Stored data:

»»

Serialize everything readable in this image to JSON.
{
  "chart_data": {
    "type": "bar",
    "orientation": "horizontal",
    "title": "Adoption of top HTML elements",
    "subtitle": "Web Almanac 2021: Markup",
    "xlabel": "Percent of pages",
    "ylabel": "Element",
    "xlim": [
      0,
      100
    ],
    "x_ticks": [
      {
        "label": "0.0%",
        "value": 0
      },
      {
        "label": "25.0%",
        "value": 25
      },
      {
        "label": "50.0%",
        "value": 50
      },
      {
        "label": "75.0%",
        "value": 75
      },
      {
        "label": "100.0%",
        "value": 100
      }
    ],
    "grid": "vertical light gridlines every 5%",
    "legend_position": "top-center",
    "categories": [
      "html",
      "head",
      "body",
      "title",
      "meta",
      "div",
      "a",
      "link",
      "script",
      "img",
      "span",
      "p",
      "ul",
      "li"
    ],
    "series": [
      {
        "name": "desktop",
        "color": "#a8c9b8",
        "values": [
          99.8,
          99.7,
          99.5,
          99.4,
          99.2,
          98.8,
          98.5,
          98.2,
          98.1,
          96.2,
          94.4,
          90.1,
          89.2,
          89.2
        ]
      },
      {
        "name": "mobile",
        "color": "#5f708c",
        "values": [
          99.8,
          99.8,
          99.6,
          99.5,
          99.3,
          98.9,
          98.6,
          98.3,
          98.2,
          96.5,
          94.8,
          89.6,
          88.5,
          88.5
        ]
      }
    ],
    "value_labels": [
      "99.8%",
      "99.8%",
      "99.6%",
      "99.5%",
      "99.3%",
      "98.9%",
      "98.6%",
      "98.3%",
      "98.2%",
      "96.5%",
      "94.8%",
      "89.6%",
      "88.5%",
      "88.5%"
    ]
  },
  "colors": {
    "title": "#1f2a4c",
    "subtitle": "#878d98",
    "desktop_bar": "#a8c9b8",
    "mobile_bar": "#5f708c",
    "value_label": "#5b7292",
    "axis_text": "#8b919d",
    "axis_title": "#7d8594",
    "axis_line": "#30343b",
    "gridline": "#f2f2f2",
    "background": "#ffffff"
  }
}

««

Stated problem:
Write the data from above out again, exactly.

Complete answer:
Serialize everything readable in this image to JSON.
{
  "chart_data": {
    "type": "bar",
    "orientation": "horizontal",
    "title": "Adoption of top HTML elements",
    "subtitle": "Web Almanac 2021: Markup",
    "xlabel": "Percent of pages",
    "ylabel": "Element",
    "xlim": [
      0,
      100
    ],
    "x_ticks": [
      {
        "label": "0.0%",
        "value": 0
      },
      {
        "label": "25.0%",
        "value": 25
      },
      {
        "label": "50.0%",
        "value": 50
      },
      {
        "label": "75.0%",
        "value": 75
      },
      {
        "label": "100.0%",
        "value": 100
      }
    ],
    "grid": "vertical light gridlines every 5%",
    "legend_position": "top-center",
    "categories": [
      "html",
      "head",
      "body",
      "title",
      "meta",
      "div",
      "a",
      "link",
      "script",
      "img",
      "span",
      "p",
      "ul",
      "li"
    ],
    "series": [
      {
        "name": "desktop",
        "color": "#a8c9b8",
        "values": [
          99.8,
          99.7,
          99.5,
          99.4,
          99.2,
          98.8,
          98.5,
          98.2,
          98.1,
          96.2,
          94.4,
          90.1,
          89.2,
          89.2
        ]
      },
      {
        "name": "mobile",
        "color": "#5f708c",
        "values": [
          99.8,
          99.8,
          99.6,
          99.5,
          99.3,
          98.9,
          98.6,
          98.3,
          98.2,
          96.5,
          94.8,
          89.6,
          88.5,
          88.5
        ]
      }
    ],
    "value_labels": [
      "99.8%",
      "99.8%",
      "99.6%",
      "99.5%",
      "99.3%",
      "98.9%",
      "98.6%",
      "98.3%",
      "98.2%",
      "96.5%",
      "94.8%",
      "89.6%",
      "88.5%",
      "88.5%"
    ]
  },
  "colors": {
    "title": "#1f2a4c",
    "subtitle": "#878d98",
    "desktop_bar": "#a8c9b8",
    "mobile_bar": "#5f708c",
    "value_label": "#5b7292",
    "axis_text": "#8b919d",
    "axis_title": "#7d8594",
    "axis_line": "#30343b",
    "gridline": "#f2f2f2",
    "background": "#ffffff"
  }
}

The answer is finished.